Given task »
Count the lines in the records below that contain the word "values", and give only that number.
##### Available records
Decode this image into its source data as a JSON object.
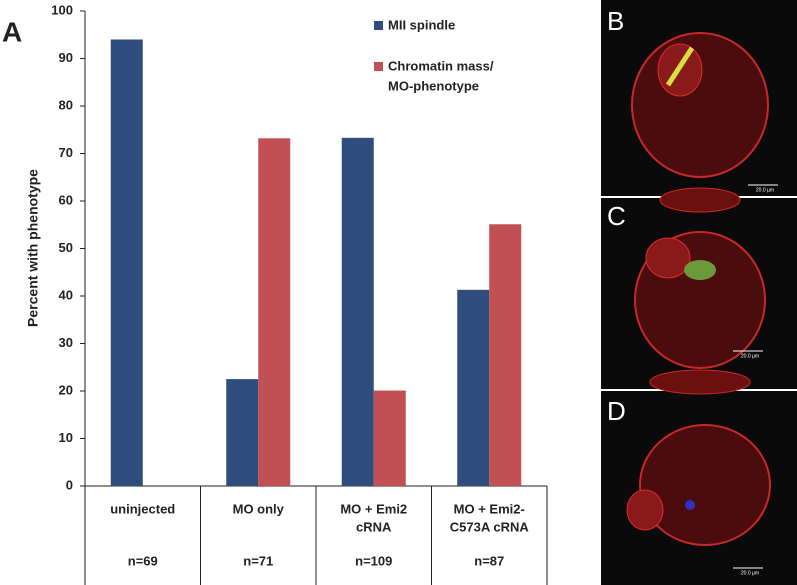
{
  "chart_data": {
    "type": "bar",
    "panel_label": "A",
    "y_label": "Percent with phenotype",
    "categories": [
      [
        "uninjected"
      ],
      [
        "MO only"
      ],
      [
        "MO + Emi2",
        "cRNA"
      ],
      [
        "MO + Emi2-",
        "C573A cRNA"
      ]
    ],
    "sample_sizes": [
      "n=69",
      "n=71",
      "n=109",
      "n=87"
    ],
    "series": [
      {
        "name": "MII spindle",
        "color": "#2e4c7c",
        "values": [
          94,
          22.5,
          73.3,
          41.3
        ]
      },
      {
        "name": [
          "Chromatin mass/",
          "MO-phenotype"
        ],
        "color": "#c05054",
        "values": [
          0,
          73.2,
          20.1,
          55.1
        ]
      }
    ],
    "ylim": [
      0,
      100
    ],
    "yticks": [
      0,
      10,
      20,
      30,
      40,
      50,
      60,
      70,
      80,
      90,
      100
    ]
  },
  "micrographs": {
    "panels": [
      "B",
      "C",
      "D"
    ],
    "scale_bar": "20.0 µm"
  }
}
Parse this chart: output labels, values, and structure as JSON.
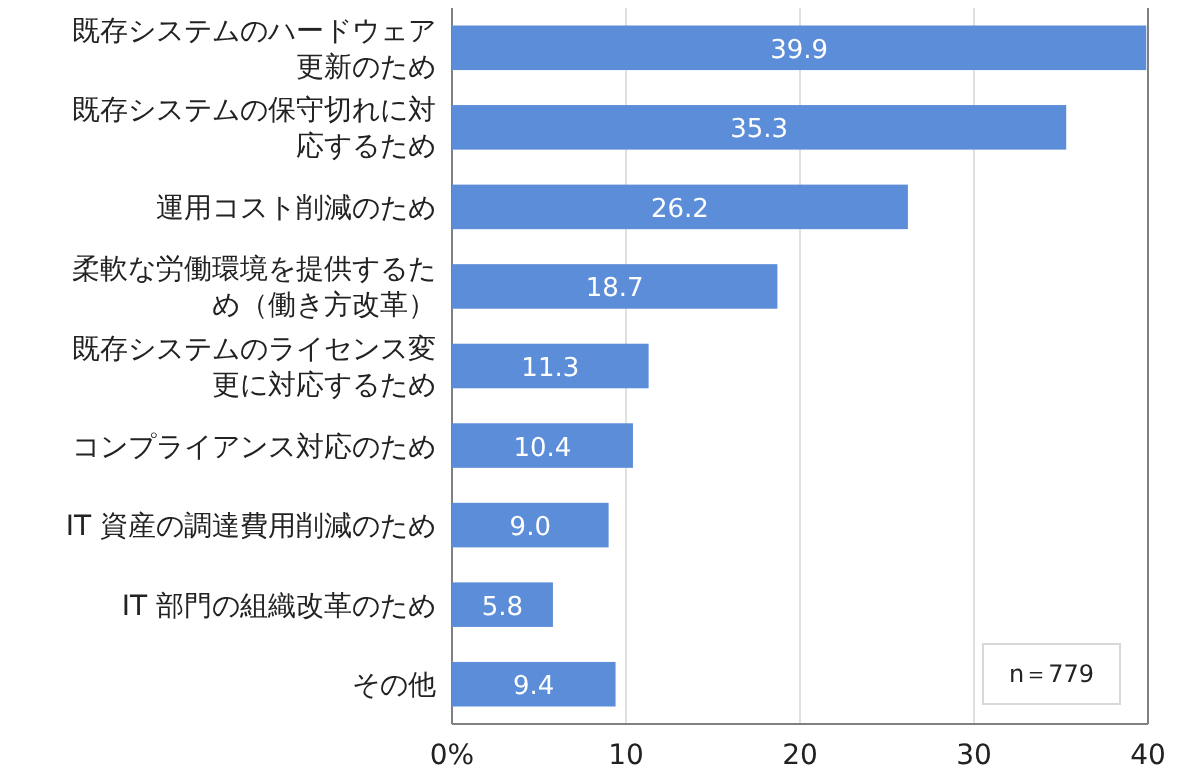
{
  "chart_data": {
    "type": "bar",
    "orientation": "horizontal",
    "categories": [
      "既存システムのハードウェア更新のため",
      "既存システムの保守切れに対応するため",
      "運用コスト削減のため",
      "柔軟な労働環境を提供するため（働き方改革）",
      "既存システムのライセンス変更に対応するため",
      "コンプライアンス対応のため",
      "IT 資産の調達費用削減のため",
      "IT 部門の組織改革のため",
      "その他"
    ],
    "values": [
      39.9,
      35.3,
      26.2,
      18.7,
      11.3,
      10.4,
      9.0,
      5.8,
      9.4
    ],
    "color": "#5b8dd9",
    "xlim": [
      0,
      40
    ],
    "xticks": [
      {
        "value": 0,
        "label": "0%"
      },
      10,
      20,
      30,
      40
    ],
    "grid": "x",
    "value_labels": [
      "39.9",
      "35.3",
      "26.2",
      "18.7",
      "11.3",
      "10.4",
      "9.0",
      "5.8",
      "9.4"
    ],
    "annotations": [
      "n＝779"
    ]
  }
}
##########
The solution »
4